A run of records
====
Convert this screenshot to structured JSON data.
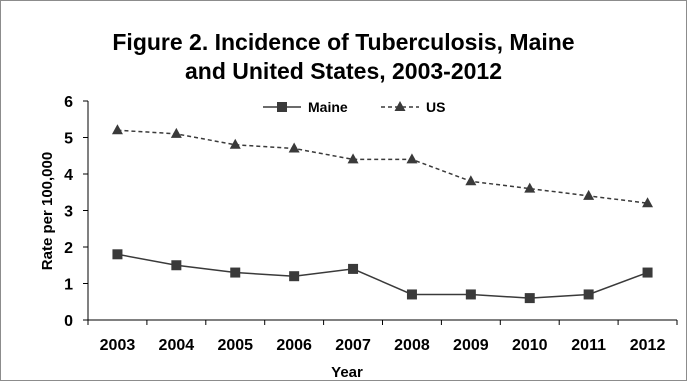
{
  "chart_data": {
    "type": "line",
    "title_line1": "Figure 2. Incidence of Tuberculosis, Maine",
    "title_line2": "and United States, 2003-2012",
    "xlabel": "Year",
    "ylabel": "Rate per 100,000",
    "categories": [
      "2003",
      "2004",
      "2005",
      "2006",
      "2007",
      "2008",
      "2009",
      "2010",
      "2011",
      "2012"
    ],
    "ylim": [
      0,
      6
    ],
    "yticks": [
      "0",
      "1",
      "2",
      "3",
      "4",
      "5",
      "6"
    ],
    "grid": false,
    "legend_position": "top",
    "series": [
      {
        "name": "Maine",
        "values": [
          1.8,
          1.5,
          1.3,
          1.2,
          1.4,
          0.7,
          0.7,
          0.6,
          0.7,
          1.3
        ],
        "marker": "square",
        "line_style": "solid",
        "color": "#3a3a3a"
      },
      {
        "name": "US",
        "values": [
          5.2,
          5.1,
          4.8,
          4.7,
          4.4,
          4.4,
          3.8,
          3.6,
          3.4,
          3.2
        ],
        "marker": "triangle",
        "line_style": "dashed",
        "color": "#3a3a3a"
      }
    ]
  }
}
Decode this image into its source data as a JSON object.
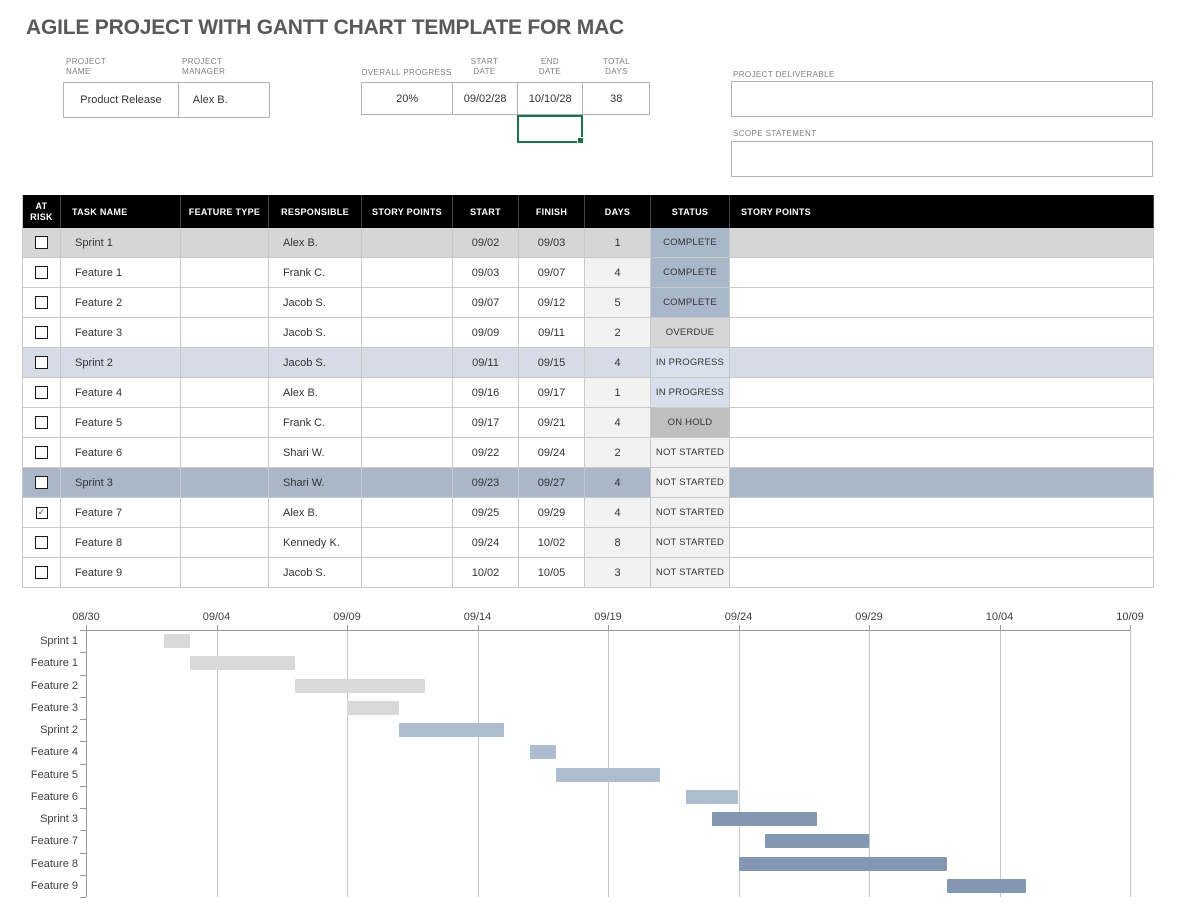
{
  "title": "AGILE PROJECT WITH GANTT CHART TEMPLATE FOR MAC",
  "form": {
    "project_name": {
      "label_line1": "PROJECT",
      "label_line2": "NAME",
      "value": "Product Release"
    },
    "project_manager": {
      "label_line1": "PROJECT",
      "label_line2": "MANAGER",
      "value": "Alex B."
    },
    "overall_progress": {
      "label": "OVERALL PROGRESS",
      "value": "20%"
    },
    "start_date": {
      "label_line1": "START",
      "label_line2": "DATE",
      "value": "09/02/28"
    },
    "end_date": {
      "label_line1": "END",
      "label_line2": "DATE",
      "value": "10/10/28"
    },
    "total_days": {
      "label_line1": "TOTAL",
      "label_line2": "DAYS",
      "value": "38"
    },
    "project_deliverable": {
      "label": "PROJECT DELIVERABLE",
      "value": ""
    },
    "scope_statement": {
      "label": "SCOPE STATEMENT",
      "value": ""
    }
  },
  "table": {
    "columns": [
      "AT RISK",
      "TASK NAME",
      "FEATURE TYPE",
      "RESPONSIBLE",
      "STORY POINTS",
      "START",
      "FINISH",
      "DAYS",
      "STATUS",
      "STORY POINTS"
    ],
    "rows": [
      {
        "at_risk": false,
        "task_name": "Sprint 1",
        "feature_type": "",
        "responsible": "Alex B.",
        "story_points": "",
        "start": "09/02",
        "finish": "09/03",
        "days": "1",
        "status": "COMPLETE",
        "story_points_2": "",
        "row_style": "sprint1"
      },
      {
        "at_risk": false,
        "task_name": "Feature 1",
        "feature_type": "",
        "responsible": "Frank C.",
        "story_points": "",
        "start": "09/03",
        "finish": "09/07",
        "days": "4",
        "status": "COMPLETE",
        "story_points_2": "",
        "row_style": "feature"
      },
      {
        "at_risk": false,
        "task_name": "Feature 2",
        "feature_type": "",
        "responsible": "Jacob S.",
        "story_points": "",
        "start": "09/07",
        "finish": "09/12",
        "days": "5",
        "status": "COMPLETE",
        "story_points_2": "",
        "row_style": "feature"
      },
      {
        "at_risk": false,
        "task_name": "Feature 3",
        "feature_type": "",
        "responsible": "Jacob S.",
        "story_points": "",
        "start": "09/09",
        "finish": "09/11",
        "days": "2",
        "status": "OVERDUE",
        "story_points_2": "",
        "row_style": "feature"
      },
      {
        "at_risk": false,
        "task_name": "Sprint 2",
        "feature_type": "",
        "responsible": "Jacob S.",
        "story_points": "",
        "start": "09/11",
        "finish": "09/15",
        "days": "4",
        "status": "IN PROGRESS",
        "story_points_2": "",
        "row_style": "sprint2"
      },
      {
        "at_risk": false,
        "task_name": "Feature 4",
        "feature_type": "",
        "responsible": "Alex B.",
        "story_points": "",
        "start": "09/16",
        "finish": "09/17",
        "days": "1",
        "status": "IN PROGRESS",
        "story_points_2": "",
        "row_style": "feature"
      },
      {
        "at_risk": false,
        "task_name": "Feature 5",
        "feature_type": "",
        "responsible": "Frank C.",
        "story_points": "",
        "start": "09/17",
        "finish": "09/21",
        "days": "4",
        "status": "ON HOLD",
        "story_points_2": "",
        "row_style": "feature"
      },
      {
        "at_risk": false,
        "task_name": "Feature 6",
        "feature_type": "",
        "responsible": "Shari W.",
        "story_points": "",
        "start": "09/22",
        "finish": "09/24",
        "days": "2",
        "status": "NOT STARTED",
        "story_points_2": "",
        "row_style": "feature"
      },
      {
        "at_risk": false,
        "task_name": "Sprint 3",
        "feature_type": "",
        "responsible": "Shari W.",
        "story_points": "",
        "start": "09/23",
        "finish": "09/27",
        "days": "4",
        "status": "NOT STARTED",
        "story_points_2": "",
        "row_style": "sprint3"
      },
      {
        "at_risk": true,
        "task_name": "Feature 7",
        "feature_type": "",
        "responsible": "Alex B.",
        "story_points": "",
        "start": "09/25",
        "finish": "09/29",
        "days": "4",
        "status": "NOT STARTED",
        "story_points_2": "",
        "row_style": "feature"
      },
      {
        "at_risk": false,
        "task_name": "Feature 8",
        "feature_type": "",
        "responsible": "Kennedy K.",
        "story_points": "",
        "start": "09/24",
        "finish": "10/02",
        "days": "8",
        "status": "NOT STARTED",
        "story_points_2": "",
        "row_style": "feature"
      },
      {
        "at_risk": false,
        "task_name": "Feature 9",
        "feature_type": "",
        "responsible": "Jacob S.",
        "story_points": "",
        "start": "10/02",
        "finish": "10/05",
        "days": "3",
        "status": "NOT STARTED",
        "story_points_2": "",
        "row_style": "feature"
      }
    ]
  },
  "colors": {
    "title_text": "#595959",
    "header_bg": "#000000",
    "header_text": "#ffffff",
    "row_bg": {
      "sprint1": "#d6d6d6",
      "sprint2": "#d5dce6",
      "sprint3": "#a9b7c9",
      "feature": "#ffffff"
    },
    "days_cell_feature": "#f2f2f2",
    "status_bg": {
      "COMPLETE": "#a9b7cb",
      "OVERDUE": "#d6d6d6",
      "IN PROGRESS": "#d7e0ea",
      "ON HOLD": "#bfbfbf",
      "NOT STARTED": "#f1f1f1"
    },
    "selection_green": "#1e7145"
  },
  "chart_data": {
    "type": "bar",
    "subtype": "gantt",
    "x_ticks": [
      "08/30",
      "09/04",
      "09/09",
      "09/14",
      "09/19",
      "09/24",
      "09/29",
      "10/04",
      "10/09"
    ],
    "days_per_tick": 5,
    "total_days": 40,
    "grid": true,
    "categories": [
      "Sprint 1",
      "Feature 1",
      "Feature 2",
      "Feature 3",
      "Sprint 2",
      "Feature 4",
      "Feature 5",
      "Feature 6",
      "Sprint 3",
      "Feature 7",
      "Feature 8",
      "Feature 9"
    ],
    "bars": [
      {
        "name": "Sprint 1",
        "start": "09/02",
        "finish": "09/03",
        "start_day": 3,
        "end_day": 4,
        "color": "#d9d9d9"
      },
      {
        "name": "Feature 1",
        "start": "09/03",
        "finish": "09/07",
        "start_day": 4,
        "end_day": 8,
        "color": "#d9d9d9"
      },
      {
        "name": "Feature 2",
        "start": "09/07",
        "finish": "09/12",
        "start_day": 8,
        "end_day": 13,
        "color": "#d9d9d9"
      },
      {
        "name": "Feature 3",
        "start": "09/09",
        "finish": "09/11",
        "start_day": 10,
        "end_day": 12,
        "color": "#d9d9d9"
      },
      {
        "name": "Sprint 2",
        "start": "09/11",
        "finish": "09/15",
        "start_day": 12,
        "end_day": 16,
        "color": "#aebcd0"
      },
      {
        "name": "Feature 4",
        "start": "09/16",
        "finish": "09/17",
        "start_day": 17,
        "end_day": 18,
        "color": "#aebcd0"
      },
      {
        "name": "Feature 5",
        "start": "09/17",
        "finish": "09/21",
        "start_day": 18,
        "end_day": 22,
        "color": "#aebcd0"
      },
      {
        "name": "Feature 6",
        "start": "09/22",
        "finish": "09/24",
        "start_day": 23,
        "end_day": 25,
        "color": "#aebcd0"
      },
      {
        "name": "Sprint 3",
        "start": "09/23",
        "finish": "09/27",
        "start_day": 24,
        "end_day": 28,
        "color": "#8497b2"
      },
      {
        "name": "Feature 7",
        "start": "09/25",
        "finish": "09/29",
        "start_day": 26,
        "end_day": 30,
        "color": "#8497b2"
      },
      {
        "name": "Feature 8",
        "start": "09/24",
        "finish": "10/02",
        "start_day": 25,
        "end_day": 33,
        "color": "#8497b2"
      },
      {
        "name": "Feature 9",
        "start": "10/02",
        "finish": "10/05",
        "start_day": 33,
        "end_day": 36,
        "color": "#8497b2"
      }
    ]
  }
}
====
WORK REQUIRED: Scan the listing above. Gather each line that contains the word "JSON".

THE ANSWER:
Convert this screenshot to structured JSON data.
Decode this image into its source data as a JSON object.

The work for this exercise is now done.